## What you have to do:
Find every line of the listing below where "instrument" appears, and copy it.

## Supplied material:
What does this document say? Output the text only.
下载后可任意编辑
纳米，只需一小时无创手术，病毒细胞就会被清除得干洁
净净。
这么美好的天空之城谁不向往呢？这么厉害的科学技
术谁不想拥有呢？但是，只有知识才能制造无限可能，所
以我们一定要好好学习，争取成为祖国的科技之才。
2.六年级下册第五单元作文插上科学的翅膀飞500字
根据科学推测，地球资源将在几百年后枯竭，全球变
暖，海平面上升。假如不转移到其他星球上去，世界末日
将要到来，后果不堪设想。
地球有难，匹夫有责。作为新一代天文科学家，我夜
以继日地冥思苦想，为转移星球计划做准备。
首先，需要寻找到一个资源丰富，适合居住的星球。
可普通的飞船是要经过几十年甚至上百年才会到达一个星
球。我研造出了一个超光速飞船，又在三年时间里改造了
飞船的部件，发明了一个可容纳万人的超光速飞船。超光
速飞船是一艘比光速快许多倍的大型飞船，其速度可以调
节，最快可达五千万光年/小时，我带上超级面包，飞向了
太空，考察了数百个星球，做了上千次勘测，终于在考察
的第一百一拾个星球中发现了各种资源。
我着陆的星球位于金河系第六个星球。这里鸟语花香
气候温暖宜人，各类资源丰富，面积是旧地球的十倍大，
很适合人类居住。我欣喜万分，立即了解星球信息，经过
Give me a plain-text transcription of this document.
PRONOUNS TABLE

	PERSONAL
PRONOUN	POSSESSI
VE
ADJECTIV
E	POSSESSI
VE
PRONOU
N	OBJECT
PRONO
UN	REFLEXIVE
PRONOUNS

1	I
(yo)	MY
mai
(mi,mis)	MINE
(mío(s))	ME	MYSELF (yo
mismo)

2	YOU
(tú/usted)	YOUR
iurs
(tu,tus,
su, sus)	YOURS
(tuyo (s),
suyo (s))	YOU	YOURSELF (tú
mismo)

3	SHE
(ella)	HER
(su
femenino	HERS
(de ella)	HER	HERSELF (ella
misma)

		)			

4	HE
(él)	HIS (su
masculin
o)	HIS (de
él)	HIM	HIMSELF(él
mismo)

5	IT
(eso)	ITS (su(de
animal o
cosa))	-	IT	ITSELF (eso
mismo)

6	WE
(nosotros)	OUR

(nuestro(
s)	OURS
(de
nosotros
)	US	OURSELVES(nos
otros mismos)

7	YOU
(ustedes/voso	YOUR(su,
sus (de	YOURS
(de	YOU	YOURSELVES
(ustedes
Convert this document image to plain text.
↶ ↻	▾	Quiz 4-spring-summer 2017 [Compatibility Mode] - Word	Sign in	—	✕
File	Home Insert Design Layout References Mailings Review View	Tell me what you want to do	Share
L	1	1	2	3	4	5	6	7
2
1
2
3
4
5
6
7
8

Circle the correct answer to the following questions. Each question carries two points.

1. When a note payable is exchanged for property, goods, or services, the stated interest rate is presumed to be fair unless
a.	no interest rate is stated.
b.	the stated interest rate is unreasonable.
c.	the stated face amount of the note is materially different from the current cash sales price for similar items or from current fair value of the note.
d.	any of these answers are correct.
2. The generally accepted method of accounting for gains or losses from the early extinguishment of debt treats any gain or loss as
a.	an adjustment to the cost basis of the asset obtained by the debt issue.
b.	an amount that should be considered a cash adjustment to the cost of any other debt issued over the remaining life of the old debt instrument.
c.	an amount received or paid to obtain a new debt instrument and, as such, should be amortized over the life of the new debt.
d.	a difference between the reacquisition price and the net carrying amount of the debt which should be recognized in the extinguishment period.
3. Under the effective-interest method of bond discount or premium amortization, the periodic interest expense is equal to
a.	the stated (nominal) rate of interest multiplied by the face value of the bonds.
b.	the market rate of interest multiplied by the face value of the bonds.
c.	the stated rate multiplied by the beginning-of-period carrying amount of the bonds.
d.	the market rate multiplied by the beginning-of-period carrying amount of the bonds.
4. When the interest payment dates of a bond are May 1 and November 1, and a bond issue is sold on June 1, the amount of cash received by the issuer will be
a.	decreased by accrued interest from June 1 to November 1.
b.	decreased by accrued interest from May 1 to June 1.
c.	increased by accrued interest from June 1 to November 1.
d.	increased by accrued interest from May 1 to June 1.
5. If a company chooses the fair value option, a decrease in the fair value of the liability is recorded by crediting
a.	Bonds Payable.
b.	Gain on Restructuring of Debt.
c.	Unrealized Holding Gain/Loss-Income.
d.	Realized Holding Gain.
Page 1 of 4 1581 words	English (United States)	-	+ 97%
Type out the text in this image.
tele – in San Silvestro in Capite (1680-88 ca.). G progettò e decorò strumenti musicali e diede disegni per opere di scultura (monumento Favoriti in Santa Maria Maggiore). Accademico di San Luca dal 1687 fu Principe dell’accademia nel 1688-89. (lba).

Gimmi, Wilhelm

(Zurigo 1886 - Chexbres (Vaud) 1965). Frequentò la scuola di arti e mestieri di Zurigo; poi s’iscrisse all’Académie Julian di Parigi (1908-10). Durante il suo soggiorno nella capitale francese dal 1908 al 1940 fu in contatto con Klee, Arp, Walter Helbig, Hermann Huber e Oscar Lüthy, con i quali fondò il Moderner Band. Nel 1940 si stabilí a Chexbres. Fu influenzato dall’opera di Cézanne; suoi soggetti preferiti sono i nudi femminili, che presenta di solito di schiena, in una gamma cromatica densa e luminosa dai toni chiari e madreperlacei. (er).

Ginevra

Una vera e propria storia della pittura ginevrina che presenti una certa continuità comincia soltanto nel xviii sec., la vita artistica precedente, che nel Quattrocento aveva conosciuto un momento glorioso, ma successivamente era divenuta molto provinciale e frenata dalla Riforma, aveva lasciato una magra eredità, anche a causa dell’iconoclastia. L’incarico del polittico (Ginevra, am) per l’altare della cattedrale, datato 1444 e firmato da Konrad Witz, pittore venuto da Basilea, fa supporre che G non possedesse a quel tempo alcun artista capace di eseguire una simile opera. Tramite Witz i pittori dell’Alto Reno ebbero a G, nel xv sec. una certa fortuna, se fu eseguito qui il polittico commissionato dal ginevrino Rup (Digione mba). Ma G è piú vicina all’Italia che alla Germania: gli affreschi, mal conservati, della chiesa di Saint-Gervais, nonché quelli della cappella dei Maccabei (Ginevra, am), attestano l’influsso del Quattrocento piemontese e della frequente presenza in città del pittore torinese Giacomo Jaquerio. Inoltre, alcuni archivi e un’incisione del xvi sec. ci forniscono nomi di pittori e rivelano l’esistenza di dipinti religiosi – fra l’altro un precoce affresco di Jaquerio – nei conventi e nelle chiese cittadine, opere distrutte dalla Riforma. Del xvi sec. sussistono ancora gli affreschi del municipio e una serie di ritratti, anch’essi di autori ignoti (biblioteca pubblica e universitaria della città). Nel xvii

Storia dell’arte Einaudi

## Task result:
b.	an amount that should be considered a cash adjustment to the cost of any other debt issued over the remaining life of the old debt instrument.
c.	an amount received or paid to obtain a new debt instrument and, as such, should be amortized over the life of the new debt.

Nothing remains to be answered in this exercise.